= Stated goal =
Return only the count of lines in which the word "государственного" appears.

= Supplied data =

▼

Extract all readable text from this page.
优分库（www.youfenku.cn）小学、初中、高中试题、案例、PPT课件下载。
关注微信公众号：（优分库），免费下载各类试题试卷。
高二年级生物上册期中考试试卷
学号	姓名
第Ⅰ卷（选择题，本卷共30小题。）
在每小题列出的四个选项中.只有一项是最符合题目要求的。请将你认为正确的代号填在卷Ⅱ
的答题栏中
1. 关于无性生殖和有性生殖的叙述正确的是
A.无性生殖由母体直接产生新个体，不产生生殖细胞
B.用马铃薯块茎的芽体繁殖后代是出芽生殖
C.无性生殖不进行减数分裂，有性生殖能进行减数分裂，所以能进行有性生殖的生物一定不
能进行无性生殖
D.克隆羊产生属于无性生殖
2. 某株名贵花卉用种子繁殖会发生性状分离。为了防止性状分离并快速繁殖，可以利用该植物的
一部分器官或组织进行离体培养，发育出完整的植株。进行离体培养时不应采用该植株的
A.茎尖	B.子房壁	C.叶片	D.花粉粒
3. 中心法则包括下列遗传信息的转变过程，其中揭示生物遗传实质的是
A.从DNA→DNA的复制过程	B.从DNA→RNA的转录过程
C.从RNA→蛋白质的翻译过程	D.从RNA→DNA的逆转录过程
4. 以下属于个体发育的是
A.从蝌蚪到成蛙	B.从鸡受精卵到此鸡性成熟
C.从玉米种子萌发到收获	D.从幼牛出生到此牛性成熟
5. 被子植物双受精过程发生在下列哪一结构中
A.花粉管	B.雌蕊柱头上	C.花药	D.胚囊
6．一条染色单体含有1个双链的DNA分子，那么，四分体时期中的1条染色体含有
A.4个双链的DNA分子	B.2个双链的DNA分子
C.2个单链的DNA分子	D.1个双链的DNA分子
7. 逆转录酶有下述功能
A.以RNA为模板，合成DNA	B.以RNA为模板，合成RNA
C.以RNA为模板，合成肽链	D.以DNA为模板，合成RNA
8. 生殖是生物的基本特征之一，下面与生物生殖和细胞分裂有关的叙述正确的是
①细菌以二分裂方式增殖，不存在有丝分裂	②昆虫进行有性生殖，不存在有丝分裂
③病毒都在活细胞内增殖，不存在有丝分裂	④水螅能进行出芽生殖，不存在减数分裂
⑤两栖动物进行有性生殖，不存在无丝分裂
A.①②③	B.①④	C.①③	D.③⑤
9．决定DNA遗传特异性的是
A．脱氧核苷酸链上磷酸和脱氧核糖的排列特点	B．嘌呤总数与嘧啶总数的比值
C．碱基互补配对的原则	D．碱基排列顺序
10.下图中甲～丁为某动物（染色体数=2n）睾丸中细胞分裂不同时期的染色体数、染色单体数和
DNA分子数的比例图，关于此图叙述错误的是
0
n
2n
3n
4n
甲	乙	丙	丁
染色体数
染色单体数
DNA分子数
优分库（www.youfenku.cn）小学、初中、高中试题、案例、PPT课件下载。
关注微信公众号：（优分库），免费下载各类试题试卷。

▲
▼

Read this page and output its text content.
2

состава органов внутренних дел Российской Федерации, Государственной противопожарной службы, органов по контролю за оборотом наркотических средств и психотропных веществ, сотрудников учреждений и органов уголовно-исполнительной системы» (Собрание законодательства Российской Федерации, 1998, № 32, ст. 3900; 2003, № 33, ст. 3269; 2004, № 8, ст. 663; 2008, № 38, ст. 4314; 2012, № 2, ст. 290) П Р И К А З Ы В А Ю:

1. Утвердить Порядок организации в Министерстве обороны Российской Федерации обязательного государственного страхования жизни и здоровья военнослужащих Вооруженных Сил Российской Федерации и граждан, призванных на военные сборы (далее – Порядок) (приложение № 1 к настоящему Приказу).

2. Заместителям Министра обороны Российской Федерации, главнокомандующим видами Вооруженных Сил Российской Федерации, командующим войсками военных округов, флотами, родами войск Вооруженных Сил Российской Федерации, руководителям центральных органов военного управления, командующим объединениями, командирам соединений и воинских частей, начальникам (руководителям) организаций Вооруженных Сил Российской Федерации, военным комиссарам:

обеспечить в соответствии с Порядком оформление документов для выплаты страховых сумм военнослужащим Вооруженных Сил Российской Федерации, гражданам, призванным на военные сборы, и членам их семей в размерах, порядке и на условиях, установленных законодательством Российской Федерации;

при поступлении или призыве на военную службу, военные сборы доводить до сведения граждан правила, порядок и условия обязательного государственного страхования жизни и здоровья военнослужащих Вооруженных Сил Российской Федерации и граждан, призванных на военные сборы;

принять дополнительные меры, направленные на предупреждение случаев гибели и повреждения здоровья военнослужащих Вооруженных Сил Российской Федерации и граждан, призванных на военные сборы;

▲
▼

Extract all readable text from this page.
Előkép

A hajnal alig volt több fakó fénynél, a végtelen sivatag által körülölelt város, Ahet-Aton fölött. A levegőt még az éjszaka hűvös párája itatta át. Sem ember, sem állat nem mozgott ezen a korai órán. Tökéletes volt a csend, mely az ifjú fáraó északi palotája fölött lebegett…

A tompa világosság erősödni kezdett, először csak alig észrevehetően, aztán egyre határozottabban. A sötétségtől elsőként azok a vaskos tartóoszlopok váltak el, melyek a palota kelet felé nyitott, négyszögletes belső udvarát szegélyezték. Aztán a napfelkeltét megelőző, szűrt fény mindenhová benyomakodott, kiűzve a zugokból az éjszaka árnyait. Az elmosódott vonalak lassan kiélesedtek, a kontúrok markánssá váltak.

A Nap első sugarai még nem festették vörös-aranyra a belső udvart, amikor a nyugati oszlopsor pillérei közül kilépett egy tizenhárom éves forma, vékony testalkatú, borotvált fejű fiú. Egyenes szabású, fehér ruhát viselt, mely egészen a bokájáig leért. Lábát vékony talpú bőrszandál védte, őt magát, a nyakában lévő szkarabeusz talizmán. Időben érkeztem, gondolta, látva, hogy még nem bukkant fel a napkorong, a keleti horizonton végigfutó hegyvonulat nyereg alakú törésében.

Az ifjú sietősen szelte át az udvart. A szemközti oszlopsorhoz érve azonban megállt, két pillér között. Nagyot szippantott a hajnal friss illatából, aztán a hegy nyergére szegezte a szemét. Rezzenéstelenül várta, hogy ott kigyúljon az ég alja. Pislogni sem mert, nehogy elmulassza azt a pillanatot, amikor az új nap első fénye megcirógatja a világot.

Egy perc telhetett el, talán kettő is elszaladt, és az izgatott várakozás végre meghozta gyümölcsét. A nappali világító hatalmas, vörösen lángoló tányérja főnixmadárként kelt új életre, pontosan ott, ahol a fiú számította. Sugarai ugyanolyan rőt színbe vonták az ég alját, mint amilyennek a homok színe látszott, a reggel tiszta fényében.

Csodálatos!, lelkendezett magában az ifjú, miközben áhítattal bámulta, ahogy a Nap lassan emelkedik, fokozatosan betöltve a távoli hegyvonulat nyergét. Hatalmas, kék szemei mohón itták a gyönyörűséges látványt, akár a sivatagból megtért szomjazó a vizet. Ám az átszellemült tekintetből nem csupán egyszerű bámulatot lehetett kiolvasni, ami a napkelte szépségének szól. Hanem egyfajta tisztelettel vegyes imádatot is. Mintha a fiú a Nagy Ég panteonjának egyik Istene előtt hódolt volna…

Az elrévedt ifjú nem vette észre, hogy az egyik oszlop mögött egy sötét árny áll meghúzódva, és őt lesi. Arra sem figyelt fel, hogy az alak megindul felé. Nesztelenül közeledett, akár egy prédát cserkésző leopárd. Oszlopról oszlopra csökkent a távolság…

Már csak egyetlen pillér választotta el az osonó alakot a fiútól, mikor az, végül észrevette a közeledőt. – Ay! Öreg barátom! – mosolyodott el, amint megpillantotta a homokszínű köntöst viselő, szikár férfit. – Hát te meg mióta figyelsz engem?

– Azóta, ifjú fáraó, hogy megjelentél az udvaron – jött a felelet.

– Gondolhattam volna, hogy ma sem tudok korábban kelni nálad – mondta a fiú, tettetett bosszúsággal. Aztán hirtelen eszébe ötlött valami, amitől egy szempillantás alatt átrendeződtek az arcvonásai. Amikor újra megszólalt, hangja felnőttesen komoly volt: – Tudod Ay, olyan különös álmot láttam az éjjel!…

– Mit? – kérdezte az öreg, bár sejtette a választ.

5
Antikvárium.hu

▲

= Task result =
2